Given problem – Transcribe all the entries word for word, but omit the images.
----------------------------------------
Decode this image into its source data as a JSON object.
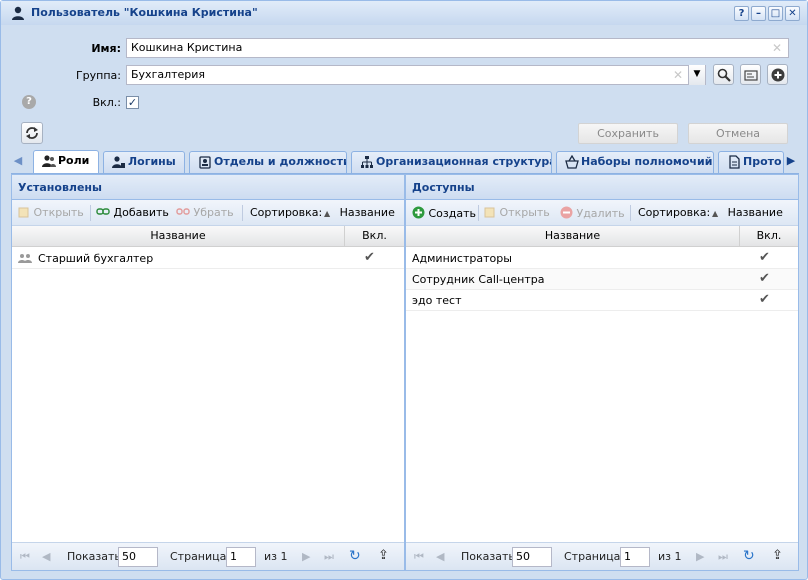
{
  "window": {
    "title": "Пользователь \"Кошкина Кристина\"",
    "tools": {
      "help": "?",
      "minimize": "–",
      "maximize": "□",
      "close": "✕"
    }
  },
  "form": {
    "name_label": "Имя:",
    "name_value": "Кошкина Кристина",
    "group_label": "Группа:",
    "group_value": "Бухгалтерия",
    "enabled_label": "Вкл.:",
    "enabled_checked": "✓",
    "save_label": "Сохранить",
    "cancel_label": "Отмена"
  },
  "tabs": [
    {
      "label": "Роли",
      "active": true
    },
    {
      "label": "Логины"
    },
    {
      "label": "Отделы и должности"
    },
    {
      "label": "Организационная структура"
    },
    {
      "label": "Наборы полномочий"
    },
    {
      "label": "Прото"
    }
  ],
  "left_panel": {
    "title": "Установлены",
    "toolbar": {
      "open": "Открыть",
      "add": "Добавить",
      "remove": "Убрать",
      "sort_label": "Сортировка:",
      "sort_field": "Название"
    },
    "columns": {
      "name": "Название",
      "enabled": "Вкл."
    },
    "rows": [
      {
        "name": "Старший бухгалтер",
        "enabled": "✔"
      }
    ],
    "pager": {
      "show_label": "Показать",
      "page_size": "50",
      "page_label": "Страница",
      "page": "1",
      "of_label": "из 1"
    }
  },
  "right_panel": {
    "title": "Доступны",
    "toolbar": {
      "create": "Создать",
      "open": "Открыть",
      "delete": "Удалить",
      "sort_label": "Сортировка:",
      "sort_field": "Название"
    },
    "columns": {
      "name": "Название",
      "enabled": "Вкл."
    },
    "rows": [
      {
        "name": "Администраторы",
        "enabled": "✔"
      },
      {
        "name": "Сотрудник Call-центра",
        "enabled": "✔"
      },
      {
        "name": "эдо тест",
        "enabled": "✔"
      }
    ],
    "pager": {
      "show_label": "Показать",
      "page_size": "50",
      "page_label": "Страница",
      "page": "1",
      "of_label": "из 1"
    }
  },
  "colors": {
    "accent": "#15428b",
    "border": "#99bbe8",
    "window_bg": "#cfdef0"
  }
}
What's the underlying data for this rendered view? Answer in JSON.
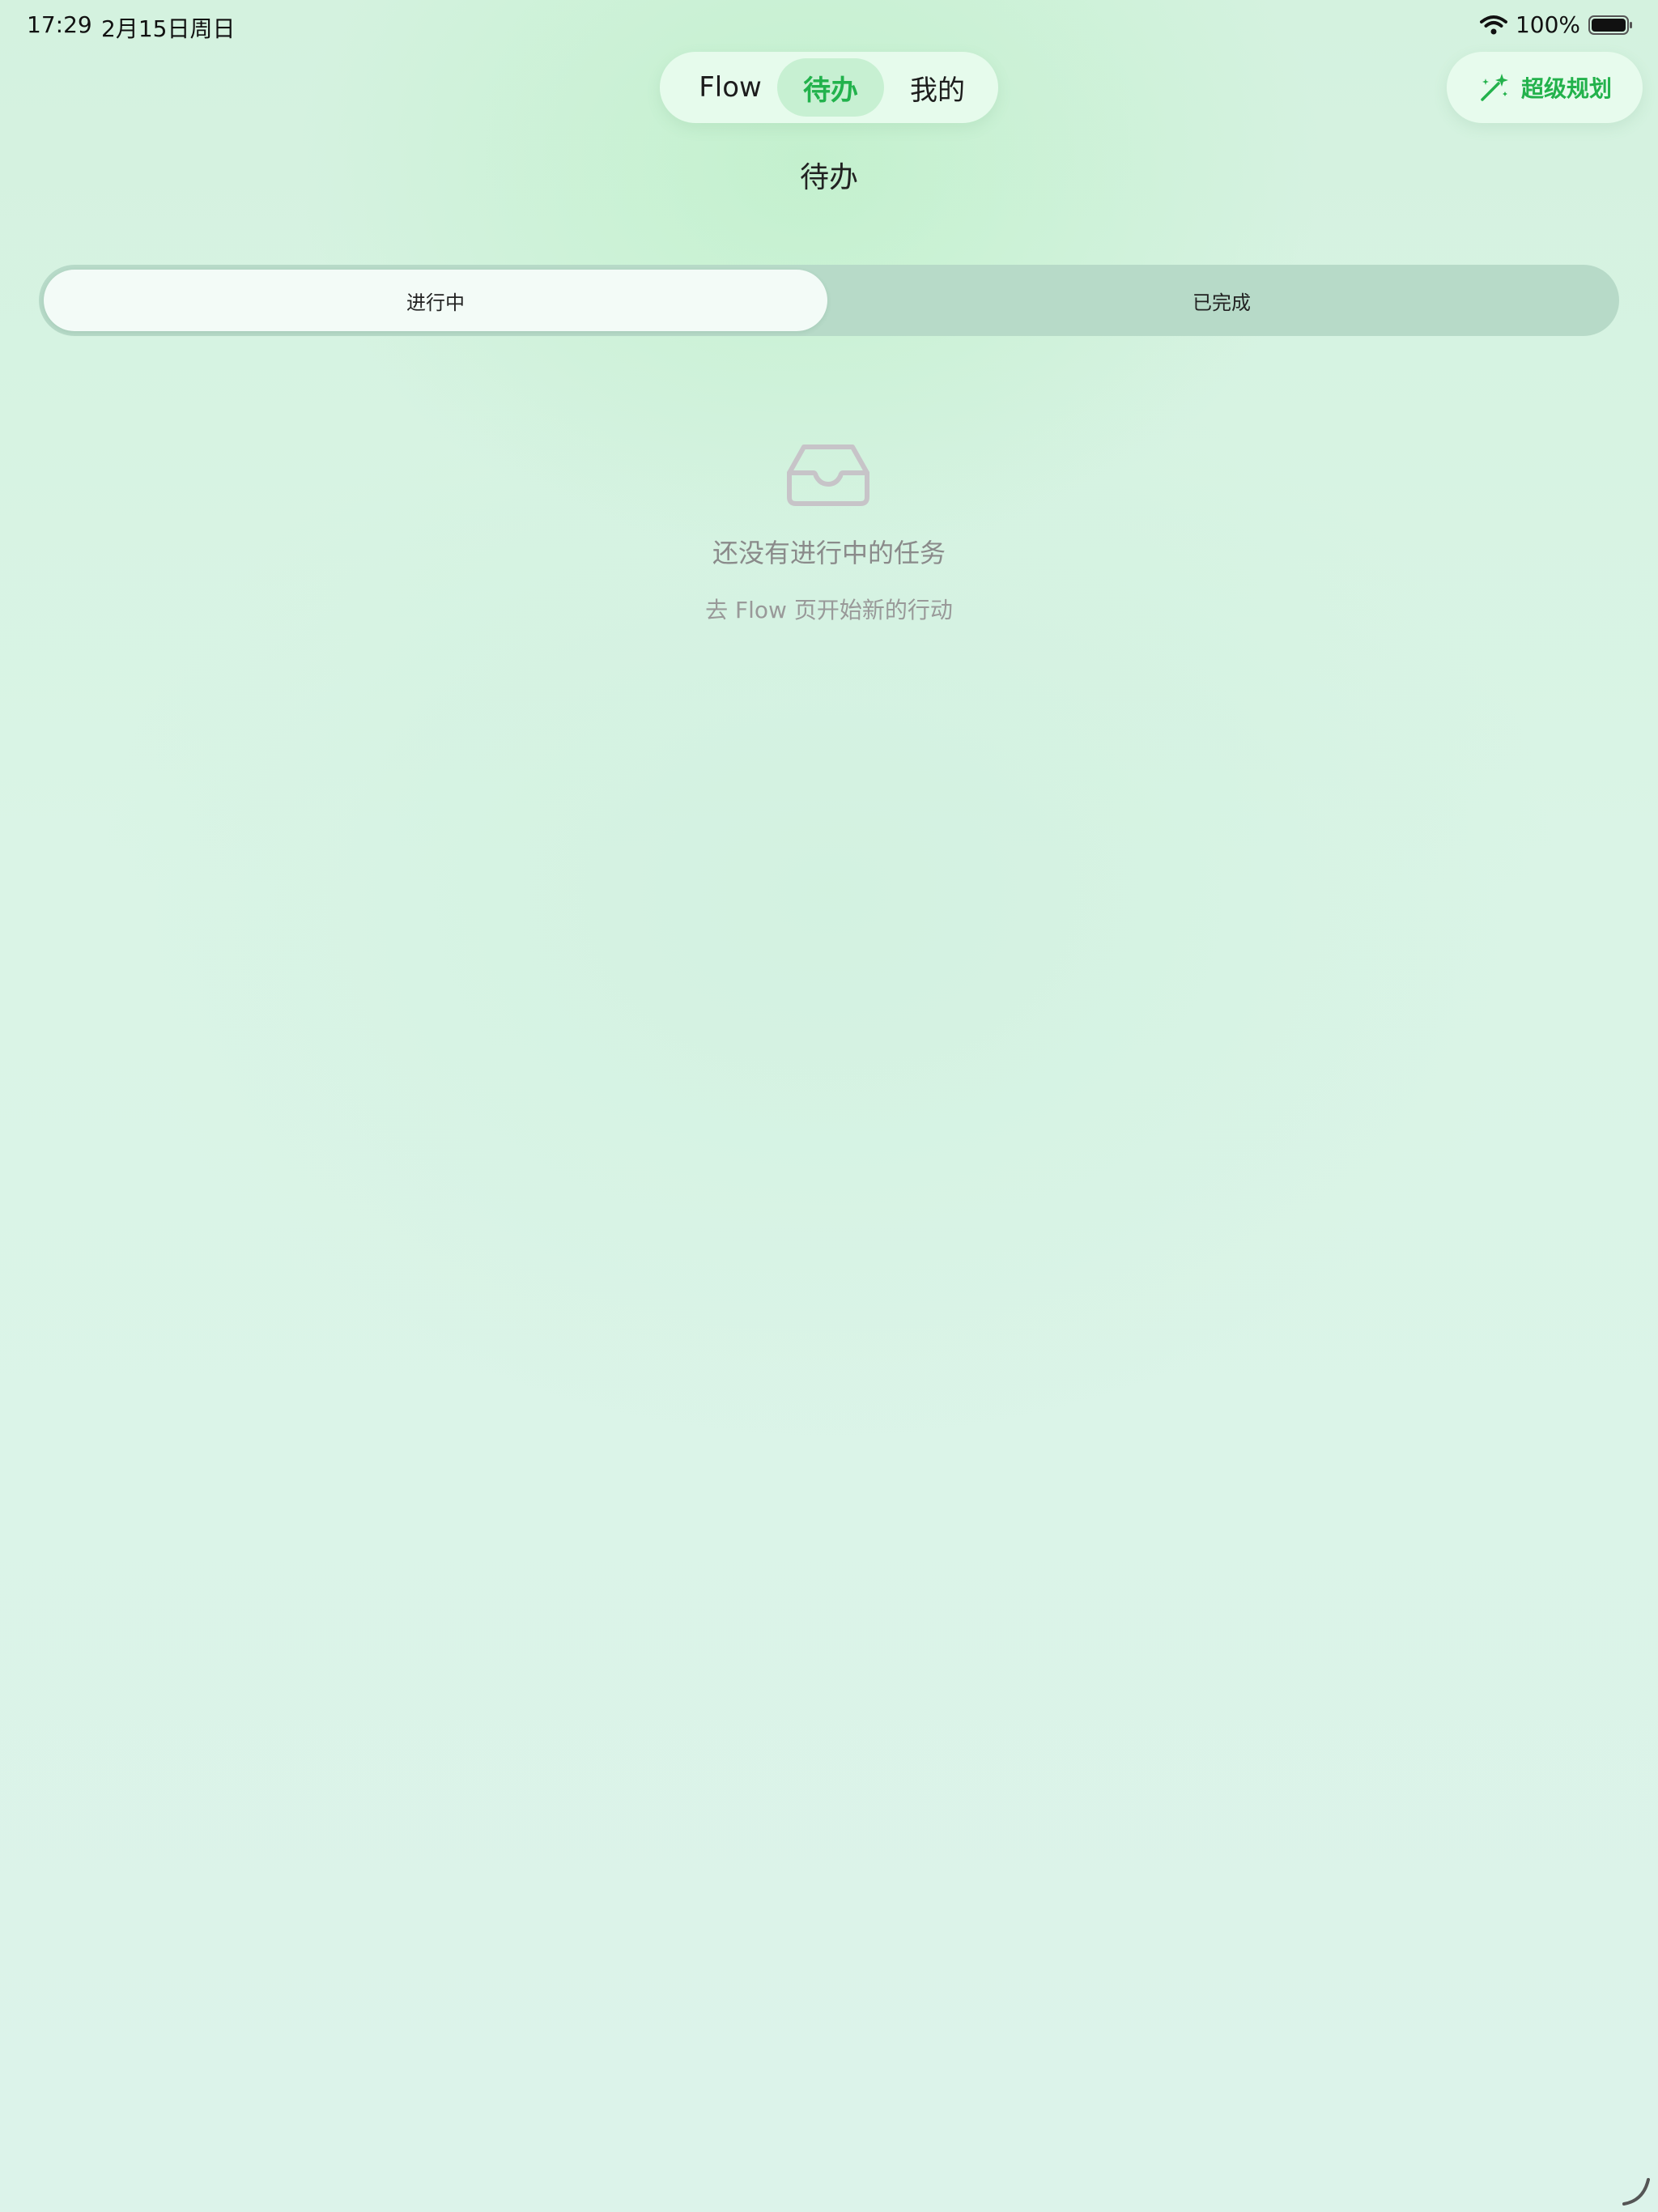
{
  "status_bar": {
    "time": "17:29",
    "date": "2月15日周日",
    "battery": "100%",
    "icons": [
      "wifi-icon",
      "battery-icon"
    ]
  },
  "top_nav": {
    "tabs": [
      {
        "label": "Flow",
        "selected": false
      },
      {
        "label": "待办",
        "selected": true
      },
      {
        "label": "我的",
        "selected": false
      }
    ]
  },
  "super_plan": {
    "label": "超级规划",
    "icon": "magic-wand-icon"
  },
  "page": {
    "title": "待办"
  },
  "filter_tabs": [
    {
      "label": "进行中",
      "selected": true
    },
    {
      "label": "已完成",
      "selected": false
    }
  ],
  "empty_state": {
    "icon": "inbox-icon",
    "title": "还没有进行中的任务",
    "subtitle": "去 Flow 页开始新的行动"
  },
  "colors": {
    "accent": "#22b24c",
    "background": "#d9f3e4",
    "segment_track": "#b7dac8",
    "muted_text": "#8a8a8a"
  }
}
----------------------------------------
Response to this exercise –
Decode this image into its source data as a JSON object.
{
  "window": {
    "title": "Пользователь \"Кошкина Кристина\"",
    "tools": {
      "help": "?",
      "minimize": "–",
      "maximize": "□",
      "close": "✕"
    }
  },
  "form": {
    "name_label": "Имя:",
    "name_value": "Кошкина Кристина",
    "group_label": "Группа:",
    "group_value": "Бухгалтерия",
    "enabled_label": "Вкл.:",
    "enabled_checked": "✓",
    "save_label": "Сохранить",
    "cancel_label": "Отмена"
  },
  "tabs": [
    {
      "label": "Роли",
      "active": true
    },
    {
      "label": "Логины"
    },
    {
      "label": "Отделы и должности"
    },
    {
      "label": "Организационная структура"
    },
    {
      "label": "Наборы полномочий"
    },
    {
      "label": "Прото"
    }
  ],
  "left_panel": {
    "title": "Установлены",
    "toolbar": {
      "open": "Открыть",
      "add": "Добавить",
      "remove": "Убрать",
      "sort_label": "Сортировка:",
      "sort_field": "Название"
    },
    "columns": {
      "name": "Название",
      "enabled": "Вкл."
    },
    "rows": [
      {
        "name": "Старший бухгалтер",
        "enabled": "✔"
      }
    ],
    "pager": {
      "show_label": "Показать",
      "page_size": "50",
      "page_label": "Страница",
      "page": "1",
      "of_label": "из 1"
    }
  },
  "right_panel": {
    "title": "Доступны",
    "toolbar": {
      "create": "Создать",
      "open": "Открыть",
      "delete": "Удалить",
      "sort_label": "Сортировка:",
      "sort_field": "Название"
    },
    "columns": {
      "name": "Название",
      "enabled": "Вкл."
    },
    "rows": [
      {
        "name": "Администраторы",
        "enabled": "✔"
      },
      {
        "name": "Сотрудник Call-центра",
        "enabled": "✔"
      },
      {
        "name": "эдо тест",
        "enabled": "✔"
      }
    ],
    "pager": {
      "show_label": "Показать",
      "page_size": "50",
      "page_label": "Страница",
      "page": "1",
      "of_label": "из 1"
    }
  },
  "colors": {
    "accent": "#15428b",
    "border": "#99bbe8",
    "window_bg": "#cfdef0"
  }
}
What's the underlying data for this rendered view? Answer in JSON.
{
  "status_bar": {
    "time": "17:29",
    "date": "2月15日周日",
    "battery": "100%",
    "icons": [
      "wifi-icon",
      "battery-icon"
    ]
  },
  "top_nav": {
    "tabs": [
      {
        "label": "Flow",
        "selected": false
      },
      {
        "label": "待办",
        "selected": true
      },
      {
        "label": "我的",
        "selected": false
      }
    ]
  },
  "super_plan": {
    "label": "超级规划",
    "icon": "magic-wand-icon"
  },
  "page": {
    "title": "待办"
  },
  "filter_tabs": [
    {
      "label": "进行中",
      "selected": true
    },
    {
      "label": "已完成",
      "selected": false
    }
  ],
  "empty_state": {
    "icon": "inbox-icon",
    "title": "还没有进行中的任务",
    "subtitle": "去 Flow 页开始新的行动"
  },
  "colors": {
    "accent": "#22b24c",
    "background": "#d9f3e4",
    "segment_track": "#b7dac8",
    "muted_text": "#8a8a8a"
  }
}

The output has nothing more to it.